Dataset items:
>>>
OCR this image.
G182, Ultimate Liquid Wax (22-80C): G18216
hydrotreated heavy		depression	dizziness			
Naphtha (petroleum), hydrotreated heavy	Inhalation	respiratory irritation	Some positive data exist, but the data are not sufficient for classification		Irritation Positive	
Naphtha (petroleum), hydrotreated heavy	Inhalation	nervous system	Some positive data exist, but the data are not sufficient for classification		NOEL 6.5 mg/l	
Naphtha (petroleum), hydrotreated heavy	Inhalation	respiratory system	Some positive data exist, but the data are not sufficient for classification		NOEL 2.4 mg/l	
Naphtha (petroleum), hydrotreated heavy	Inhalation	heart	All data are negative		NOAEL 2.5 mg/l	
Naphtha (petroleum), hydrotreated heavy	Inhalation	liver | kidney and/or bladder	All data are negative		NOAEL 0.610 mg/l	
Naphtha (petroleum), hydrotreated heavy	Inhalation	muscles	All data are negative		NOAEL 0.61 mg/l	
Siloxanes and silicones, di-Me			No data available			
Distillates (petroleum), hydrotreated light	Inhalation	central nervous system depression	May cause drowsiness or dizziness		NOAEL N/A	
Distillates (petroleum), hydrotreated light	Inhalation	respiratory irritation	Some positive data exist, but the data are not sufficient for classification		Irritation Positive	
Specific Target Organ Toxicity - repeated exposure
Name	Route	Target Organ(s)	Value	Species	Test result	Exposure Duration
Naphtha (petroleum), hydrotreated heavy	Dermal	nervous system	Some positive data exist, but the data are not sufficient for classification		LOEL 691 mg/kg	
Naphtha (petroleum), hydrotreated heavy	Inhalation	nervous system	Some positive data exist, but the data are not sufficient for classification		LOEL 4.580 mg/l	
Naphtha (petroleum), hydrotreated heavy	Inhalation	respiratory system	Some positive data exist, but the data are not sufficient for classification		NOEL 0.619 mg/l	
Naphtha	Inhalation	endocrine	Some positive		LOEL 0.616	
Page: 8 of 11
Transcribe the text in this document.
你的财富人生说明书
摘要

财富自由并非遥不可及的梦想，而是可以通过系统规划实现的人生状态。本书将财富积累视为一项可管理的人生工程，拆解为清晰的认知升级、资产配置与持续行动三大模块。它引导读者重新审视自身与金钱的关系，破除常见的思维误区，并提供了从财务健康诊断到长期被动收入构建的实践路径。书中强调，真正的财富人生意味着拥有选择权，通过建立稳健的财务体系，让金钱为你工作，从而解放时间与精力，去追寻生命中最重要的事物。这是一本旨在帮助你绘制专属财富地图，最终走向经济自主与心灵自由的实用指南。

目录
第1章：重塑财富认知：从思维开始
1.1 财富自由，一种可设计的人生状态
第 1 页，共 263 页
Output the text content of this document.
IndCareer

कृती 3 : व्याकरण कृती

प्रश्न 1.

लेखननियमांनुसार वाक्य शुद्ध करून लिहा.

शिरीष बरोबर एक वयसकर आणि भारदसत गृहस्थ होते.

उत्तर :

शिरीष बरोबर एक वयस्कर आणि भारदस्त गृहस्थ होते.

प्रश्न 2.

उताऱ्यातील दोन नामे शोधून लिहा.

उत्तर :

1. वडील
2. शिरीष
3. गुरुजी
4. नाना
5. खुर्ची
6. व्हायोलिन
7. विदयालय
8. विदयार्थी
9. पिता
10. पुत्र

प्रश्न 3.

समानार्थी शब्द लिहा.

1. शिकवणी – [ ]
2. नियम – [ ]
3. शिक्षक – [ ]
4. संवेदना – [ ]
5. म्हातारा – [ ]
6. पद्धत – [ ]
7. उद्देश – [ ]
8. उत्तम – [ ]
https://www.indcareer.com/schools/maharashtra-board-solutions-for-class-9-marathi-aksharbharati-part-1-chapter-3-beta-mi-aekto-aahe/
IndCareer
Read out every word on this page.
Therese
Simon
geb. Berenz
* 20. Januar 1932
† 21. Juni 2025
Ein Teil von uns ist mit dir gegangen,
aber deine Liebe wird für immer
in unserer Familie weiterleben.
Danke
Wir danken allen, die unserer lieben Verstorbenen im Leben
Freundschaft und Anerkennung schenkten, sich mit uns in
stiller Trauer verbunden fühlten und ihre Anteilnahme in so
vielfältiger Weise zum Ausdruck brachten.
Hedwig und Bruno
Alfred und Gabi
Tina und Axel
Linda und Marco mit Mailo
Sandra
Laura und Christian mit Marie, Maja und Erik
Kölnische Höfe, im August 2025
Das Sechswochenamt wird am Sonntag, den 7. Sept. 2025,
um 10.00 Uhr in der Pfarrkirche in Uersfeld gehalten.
<<<
WRITTEN INSTRUCTION: Please repeat all the records above exactly as they appear.

THE REPLY:
OCR this image.
G182, Ultimate Liquid Wax (22-80C): G18216
hydrotreated heavy		depression	dizziness			
Naphtha (petroleum), hydrotreated heavy	Inhalation	respiratory irritation	Some positive data exist, but the data are not sufficient for classification		Irritation Positive	
Naphtha (petroleum), hydrotreated heavy	Inhalation	nervous system	Some positive data exist, but the data are not sufficient for classification		NOEL 6.5 mg/l	
Naphtha (petroleum), hydrotreated heavy	Inhalation	respiratory system	Some positive data exist, but the data are not sufficient for classification		NOEL 2.4 mg/l	
Naphtha (petroleum), hydrotreated heavy	Inhalation	heart	All data are negative		NOAEL 2.5 mg/l	
Naphtha (petroleum), hydrotreated heavy	Inhalation	liver | kidney and/or bladder	All data are negative		NOAEL 0.610 mg/l	
Naphtha (petroleum), hydrotreated heavy	Inhalation	muscles	All data are negative		NOAEL 0.61 mg/l	
Siloxanes and silicones, di-Me			No data available			
Distillates (petroleum), hydrotreated light	Inhalation	central nervous system depression	May cause drowsiness or dizziness		NOAEL N/A	
Distillates (petroleum), hydrotreated light	Inhalation	respiratory irritation	Some positive data exist, but the data are not sufficient for classification		Irritation Positive	
Specific Target Organ Toxicity - repeated exposure
Name	Route	Target Organ(s)	Value	Species	Test result	Exposure Duration
Naphtha (petroleum), hydrotreated heavy	Dermal	nervous system	Some positive data exist, but the data are not sufficient for classification		LOEL 691 mg/kg	
Naphtha (petroleum), hydrotreated heavy	Inhalation	nervous system	Some positive data exist, but the data are not sufficient for classification		LOEL 4.580 mg/l	
Naphtha (petroleum), hydrotreated heavy	Inhalation	respiratory system	Some positive data exist, but the data are not sufficient for classification		NOEL 0.619 mg/l	
Naphtha	Inhalation	endocrine	Some positive		LOEL 0.616	
Page: 8 of 11
Transcribe the text in this document.
你的财富人生说明书
摘要

财富自由并非遥不可及的梦想，而是可以通过系统规划实现的人生状态。本书将财富积累视为一项可管理的人生工程，拆解为清晰的认知升级、资产配置与持续行动三大模块。它引导读者重新审视自身与金钱的关系，破除常见的思维误区，并提供了从财务健康诊断到长期被动收入构建的实践路径。书中强调，真正的财富人生意味着拥有选择权，通过建立稳健的财务体系，让金钱为你工作，从而解放时间与精力，去追寻生命中最重要的事物。这是一本旨在帮助你绘制专属财富地图，最终走向经济自主与心灵自由的实用指南。

目录
第1章：重塑财富认知：从思维开始
1.1 财富自由，一种可设计的人生状态
第 1 页，共 263 页
Output the text content of this document.
IndCareer

कृती 3 : व्याकरण कृती

प्रश्न 1.

लेखननियमांनुसार वाक्य शुद्ध करून लिहा.

शिरीष बरोबर एक वयसकर आणि भारदसत गृहस्थ होते.

उत्तर :

शिरीष बरोबर एक वयस्कर आणि भारदस्त गृहस्थ होते.

प्रश्न 2.

उताऱ्यातील दोन नामे शोधून लिहा.

उत्तर :

1. वडील
2. शिरीष
3. गुरुजी
4. नाना
5. खुर्ची
6. व्हायोलिन
7. विदयालय
8. विदयार्थी
9. पिता
10. पुत्र

प्रश्न 3.

समानार्थी शब्द लिहा.

1. शिकवणी – [ ]
2. नियम – [ ]
3. शिक्षक – [ ]
4. संवेदना – [ ]
5. म्हातारा – [ ]
6. पद्धत – [ ]
7. उद्देश – [ ]
8. उत्तम – [ ]
https://www.indcareer.com/schools/maharashtra-board-solutions-for-class-9-marathi-aksharbharati-part-1-chapter-3-beta-mi-aekto-aahe/
IndCareer
Read out every word on this page.
Therese
Simon
geb. Berenz
* 20. Januar 1932
† 21. Juni 2025
Ein Teil von uns ist mit dir gegangen,
aber deine Liebe wird für immer
in unserer Familie weiterleben.
Danke
Wir danken allen, die unserer lieben Verstorbenen im Leben
Freundschaft und Anerkennung schenkten, sich mit uns in
stiller Trauer verbunden fühlten und ihre Anteilnahme in so
vielfältiger Weise zum Ausdruck brachten.
Hedwig und Bruno
Alfred und Gabi
Tina und Axel
Linda und Marco mit Mailo
Sandra
Laura und Christian mit Marie, Maja und Erik
Kölnische Höfe, im August 2025
Das Sechswochenamt wird am Sonntag, den 7. Sept. 2025,
um 10.00 Uhr in der Pfarrkirche in Uersfeld gehalten.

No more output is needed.